* _Supplied text_:
#####

Prospects remain positive for wheat market

Canada produced the second-largest wheat crop in recent history last year, but less than half of it is No. 2 or better.  |  File photo

Current estimates of large global ending stocks may not be telling the entire story, a market analyst cautioned last week

The wheat market outlook is decent despite a forecast for record world ending stocks of the crop, says an analyst.

Remove China’s stocks from the picture and global stocks are the lowest they have been since 2014-15.

“We’re not swimming in wheat,” Chuck Penner, analyst with LeftField Commodity Research, told farmers attending his CropSphere presentation.

As well, China is suddenly starting to import more wheat, which makes no sense if its stocks are as high as statisticians suggest.

One of the most encouraging developments for the wheat market is the small 2019-20 United States hard red winter (HRW) wheat and soft red winter (SRW) wheat crops.

The SRW crop is particularly small and that is driving up Chicago wheat prices to the point where they are at par or even above Minneapolis prices.

#####

* _Work instruction A_:
Answer these questions from the wheat market article:
(i) Which firm is Chuck Penner an analyst with?
(ii) Setting China's stocks aside, since which crop year have global wheat stocks not been this low?
(iii) Which United States wheat crop does the wheat market article call particularly small?
* _Work instruction B_:
Does each statement agree with the wheat market article? Answer yes or no, quoting the deciding words.
(i) Canada's wheat crop last year was the largest in recent history.
(ii) Less than half of Canada's crop last year graded No. 2 or better.
(iii) China is importing less wheat than before.
* _Work instruction C_:
According to the wheat market article, why are Chicago wheat prices at par with or even above Minneapolis prices? Answer in one to three sentences.

[Items listed in a dataset]
#####

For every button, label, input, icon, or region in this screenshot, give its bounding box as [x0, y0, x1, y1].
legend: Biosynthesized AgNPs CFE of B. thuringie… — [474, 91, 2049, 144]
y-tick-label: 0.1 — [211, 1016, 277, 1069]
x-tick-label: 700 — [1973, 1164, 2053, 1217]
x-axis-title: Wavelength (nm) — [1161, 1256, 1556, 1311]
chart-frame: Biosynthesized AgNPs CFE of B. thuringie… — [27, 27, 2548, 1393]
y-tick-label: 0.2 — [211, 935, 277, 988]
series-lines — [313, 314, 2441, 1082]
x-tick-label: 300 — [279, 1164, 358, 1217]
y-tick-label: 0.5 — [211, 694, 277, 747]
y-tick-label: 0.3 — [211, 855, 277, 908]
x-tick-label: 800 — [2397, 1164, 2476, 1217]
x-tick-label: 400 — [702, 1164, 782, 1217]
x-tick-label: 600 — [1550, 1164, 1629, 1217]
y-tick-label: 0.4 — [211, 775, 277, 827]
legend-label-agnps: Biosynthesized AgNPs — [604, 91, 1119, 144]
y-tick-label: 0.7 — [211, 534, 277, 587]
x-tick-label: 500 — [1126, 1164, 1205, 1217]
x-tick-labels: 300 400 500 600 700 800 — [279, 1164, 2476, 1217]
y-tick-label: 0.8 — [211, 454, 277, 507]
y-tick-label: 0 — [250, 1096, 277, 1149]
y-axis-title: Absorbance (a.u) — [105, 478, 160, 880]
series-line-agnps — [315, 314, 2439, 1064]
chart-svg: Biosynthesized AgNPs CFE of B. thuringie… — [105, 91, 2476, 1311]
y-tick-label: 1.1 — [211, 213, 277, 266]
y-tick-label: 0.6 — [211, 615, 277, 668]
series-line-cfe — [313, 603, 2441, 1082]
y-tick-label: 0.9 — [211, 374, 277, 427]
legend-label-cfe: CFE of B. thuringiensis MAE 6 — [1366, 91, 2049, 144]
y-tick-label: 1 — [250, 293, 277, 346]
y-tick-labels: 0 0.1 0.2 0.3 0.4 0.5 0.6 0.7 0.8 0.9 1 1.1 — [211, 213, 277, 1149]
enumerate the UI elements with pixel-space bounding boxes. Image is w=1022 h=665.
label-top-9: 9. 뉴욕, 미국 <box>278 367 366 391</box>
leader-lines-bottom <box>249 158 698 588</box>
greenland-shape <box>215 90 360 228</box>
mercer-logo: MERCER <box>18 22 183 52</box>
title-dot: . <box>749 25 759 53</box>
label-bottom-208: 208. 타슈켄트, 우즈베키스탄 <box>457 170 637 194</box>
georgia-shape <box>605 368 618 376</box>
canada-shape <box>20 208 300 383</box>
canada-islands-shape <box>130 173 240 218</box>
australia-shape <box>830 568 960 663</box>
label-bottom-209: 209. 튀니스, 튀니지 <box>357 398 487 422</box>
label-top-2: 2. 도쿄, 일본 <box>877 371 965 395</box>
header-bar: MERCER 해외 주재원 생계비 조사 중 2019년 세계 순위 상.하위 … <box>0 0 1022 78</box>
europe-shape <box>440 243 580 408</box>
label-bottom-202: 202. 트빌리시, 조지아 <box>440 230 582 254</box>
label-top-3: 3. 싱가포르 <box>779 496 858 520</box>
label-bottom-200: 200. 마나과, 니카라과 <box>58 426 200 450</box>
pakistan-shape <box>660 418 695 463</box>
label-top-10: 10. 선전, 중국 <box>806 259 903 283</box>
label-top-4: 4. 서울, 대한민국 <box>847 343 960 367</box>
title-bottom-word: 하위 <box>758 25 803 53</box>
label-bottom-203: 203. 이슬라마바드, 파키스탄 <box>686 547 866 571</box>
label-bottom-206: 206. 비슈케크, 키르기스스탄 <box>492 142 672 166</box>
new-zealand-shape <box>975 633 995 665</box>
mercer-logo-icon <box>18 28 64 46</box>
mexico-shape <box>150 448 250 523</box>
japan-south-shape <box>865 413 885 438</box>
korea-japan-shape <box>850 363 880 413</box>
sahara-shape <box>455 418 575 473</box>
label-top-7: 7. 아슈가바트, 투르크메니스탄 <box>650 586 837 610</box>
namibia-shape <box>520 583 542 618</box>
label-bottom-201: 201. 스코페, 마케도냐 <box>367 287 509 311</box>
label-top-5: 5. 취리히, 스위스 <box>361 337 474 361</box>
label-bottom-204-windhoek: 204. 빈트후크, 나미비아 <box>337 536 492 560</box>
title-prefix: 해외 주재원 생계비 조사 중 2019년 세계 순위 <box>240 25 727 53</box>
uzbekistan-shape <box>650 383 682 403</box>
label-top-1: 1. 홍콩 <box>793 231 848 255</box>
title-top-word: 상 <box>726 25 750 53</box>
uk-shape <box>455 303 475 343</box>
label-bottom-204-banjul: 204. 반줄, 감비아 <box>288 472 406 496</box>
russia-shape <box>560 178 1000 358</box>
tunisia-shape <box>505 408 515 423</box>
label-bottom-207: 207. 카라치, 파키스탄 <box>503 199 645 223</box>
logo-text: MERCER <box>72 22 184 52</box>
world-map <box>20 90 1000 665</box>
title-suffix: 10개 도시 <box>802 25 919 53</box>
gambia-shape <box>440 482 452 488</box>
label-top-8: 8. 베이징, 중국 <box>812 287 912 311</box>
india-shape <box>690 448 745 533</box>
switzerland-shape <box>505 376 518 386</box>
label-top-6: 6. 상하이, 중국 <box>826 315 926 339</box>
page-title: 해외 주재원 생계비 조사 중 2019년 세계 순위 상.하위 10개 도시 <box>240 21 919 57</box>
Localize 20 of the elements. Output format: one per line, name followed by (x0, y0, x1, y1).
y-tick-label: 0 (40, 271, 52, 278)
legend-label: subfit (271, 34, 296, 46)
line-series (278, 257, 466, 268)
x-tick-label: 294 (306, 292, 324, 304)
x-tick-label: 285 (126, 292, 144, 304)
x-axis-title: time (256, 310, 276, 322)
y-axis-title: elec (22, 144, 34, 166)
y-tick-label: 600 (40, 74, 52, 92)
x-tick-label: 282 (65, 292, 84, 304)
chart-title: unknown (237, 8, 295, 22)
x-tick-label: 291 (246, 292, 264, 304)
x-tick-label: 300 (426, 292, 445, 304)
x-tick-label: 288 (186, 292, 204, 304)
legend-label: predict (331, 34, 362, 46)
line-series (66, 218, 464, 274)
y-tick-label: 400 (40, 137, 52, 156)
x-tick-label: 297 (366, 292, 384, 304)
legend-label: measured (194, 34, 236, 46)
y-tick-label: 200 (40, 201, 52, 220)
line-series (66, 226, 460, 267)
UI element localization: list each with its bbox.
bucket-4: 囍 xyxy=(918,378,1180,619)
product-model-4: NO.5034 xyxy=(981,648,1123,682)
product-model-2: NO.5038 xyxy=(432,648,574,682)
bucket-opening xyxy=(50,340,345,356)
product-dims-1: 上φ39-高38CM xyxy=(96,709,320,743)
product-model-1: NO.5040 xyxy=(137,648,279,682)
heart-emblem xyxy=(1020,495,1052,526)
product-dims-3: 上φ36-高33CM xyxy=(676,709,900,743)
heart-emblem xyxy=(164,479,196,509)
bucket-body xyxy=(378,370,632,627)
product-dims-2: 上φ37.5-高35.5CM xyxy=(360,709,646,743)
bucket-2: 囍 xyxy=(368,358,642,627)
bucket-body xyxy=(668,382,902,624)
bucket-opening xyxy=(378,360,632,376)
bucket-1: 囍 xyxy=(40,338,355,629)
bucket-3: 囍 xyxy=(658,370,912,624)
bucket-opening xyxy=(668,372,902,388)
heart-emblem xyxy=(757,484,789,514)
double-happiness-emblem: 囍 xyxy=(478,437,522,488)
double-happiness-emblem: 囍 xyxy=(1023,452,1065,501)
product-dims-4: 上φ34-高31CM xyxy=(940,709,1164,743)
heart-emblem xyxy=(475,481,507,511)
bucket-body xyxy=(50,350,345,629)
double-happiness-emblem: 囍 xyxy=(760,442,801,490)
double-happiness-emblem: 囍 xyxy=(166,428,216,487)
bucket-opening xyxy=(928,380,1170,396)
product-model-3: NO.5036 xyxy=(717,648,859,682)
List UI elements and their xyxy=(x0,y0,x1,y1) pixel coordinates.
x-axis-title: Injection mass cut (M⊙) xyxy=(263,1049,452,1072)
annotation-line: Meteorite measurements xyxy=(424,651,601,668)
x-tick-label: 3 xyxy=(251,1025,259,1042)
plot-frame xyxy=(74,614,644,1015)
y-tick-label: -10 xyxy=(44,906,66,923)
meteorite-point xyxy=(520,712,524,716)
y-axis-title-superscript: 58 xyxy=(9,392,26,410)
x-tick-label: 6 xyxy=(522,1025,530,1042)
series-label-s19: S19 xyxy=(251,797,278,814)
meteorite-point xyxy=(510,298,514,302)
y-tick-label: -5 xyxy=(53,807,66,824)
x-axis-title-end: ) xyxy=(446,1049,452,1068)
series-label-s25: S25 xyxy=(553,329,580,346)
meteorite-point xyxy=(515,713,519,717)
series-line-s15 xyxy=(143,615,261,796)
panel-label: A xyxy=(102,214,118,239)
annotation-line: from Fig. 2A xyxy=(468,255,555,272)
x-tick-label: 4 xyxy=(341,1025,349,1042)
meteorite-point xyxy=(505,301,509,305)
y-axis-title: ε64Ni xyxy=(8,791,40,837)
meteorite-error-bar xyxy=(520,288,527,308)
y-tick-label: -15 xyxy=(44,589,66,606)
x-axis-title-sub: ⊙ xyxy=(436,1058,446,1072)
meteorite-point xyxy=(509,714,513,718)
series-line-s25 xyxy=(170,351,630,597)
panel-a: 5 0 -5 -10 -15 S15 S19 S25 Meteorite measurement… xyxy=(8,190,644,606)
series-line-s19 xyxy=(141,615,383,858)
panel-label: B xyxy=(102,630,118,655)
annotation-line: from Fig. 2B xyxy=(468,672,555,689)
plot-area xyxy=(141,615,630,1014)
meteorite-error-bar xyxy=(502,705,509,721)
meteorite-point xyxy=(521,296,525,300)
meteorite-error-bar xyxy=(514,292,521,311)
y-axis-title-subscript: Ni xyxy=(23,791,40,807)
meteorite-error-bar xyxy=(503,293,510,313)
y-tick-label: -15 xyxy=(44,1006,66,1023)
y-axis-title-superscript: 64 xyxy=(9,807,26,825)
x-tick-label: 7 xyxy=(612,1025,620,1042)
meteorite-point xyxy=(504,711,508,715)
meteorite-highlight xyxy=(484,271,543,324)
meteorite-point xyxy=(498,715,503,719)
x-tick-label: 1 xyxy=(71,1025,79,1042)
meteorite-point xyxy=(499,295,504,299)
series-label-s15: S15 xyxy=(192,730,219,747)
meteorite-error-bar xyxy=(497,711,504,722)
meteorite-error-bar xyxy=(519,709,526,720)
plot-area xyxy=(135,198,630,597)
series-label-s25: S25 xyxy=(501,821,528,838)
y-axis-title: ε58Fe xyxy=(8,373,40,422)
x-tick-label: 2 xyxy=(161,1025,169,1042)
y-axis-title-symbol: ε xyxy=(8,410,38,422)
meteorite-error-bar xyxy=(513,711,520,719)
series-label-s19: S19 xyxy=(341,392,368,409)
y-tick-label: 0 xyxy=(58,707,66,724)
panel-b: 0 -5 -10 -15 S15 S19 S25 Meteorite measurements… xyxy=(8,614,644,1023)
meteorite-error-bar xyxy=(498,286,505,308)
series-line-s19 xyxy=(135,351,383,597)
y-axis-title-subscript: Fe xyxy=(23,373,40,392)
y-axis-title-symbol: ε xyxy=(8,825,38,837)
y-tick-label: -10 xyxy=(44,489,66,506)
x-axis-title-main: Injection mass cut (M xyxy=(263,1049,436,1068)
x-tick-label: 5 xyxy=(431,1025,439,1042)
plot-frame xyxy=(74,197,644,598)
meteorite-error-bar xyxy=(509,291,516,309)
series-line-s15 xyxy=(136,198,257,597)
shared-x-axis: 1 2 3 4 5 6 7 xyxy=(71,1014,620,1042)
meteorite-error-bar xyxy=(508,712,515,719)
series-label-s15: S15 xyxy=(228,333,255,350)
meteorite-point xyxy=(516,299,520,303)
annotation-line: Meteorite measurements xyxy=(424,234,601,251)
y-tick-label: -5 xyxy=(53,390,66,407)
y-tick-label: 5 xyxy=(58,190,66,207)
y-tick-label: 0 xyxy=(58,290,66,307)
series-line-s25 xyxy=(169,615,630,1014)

#####

* _Solution A_:
(i) LeftField Commodity Research
(ii) 2014-15
(iii) The soft red winter (SRW) wheat crop

* _Solution B_:
(i) No: "Canada produced the second-largest wheat crop in recent history last year"
(ii) Yes: "less than half of it is No. 2 or better"
(iii) No: "China is suddenly starting to import more wheat"

* _Solution C_:
The 2019-20 United States soft red winter (SRW) wheat crop is particularly small. That small crop is driving Chicago wheat prices up to par with Minneapolis prices or even above them.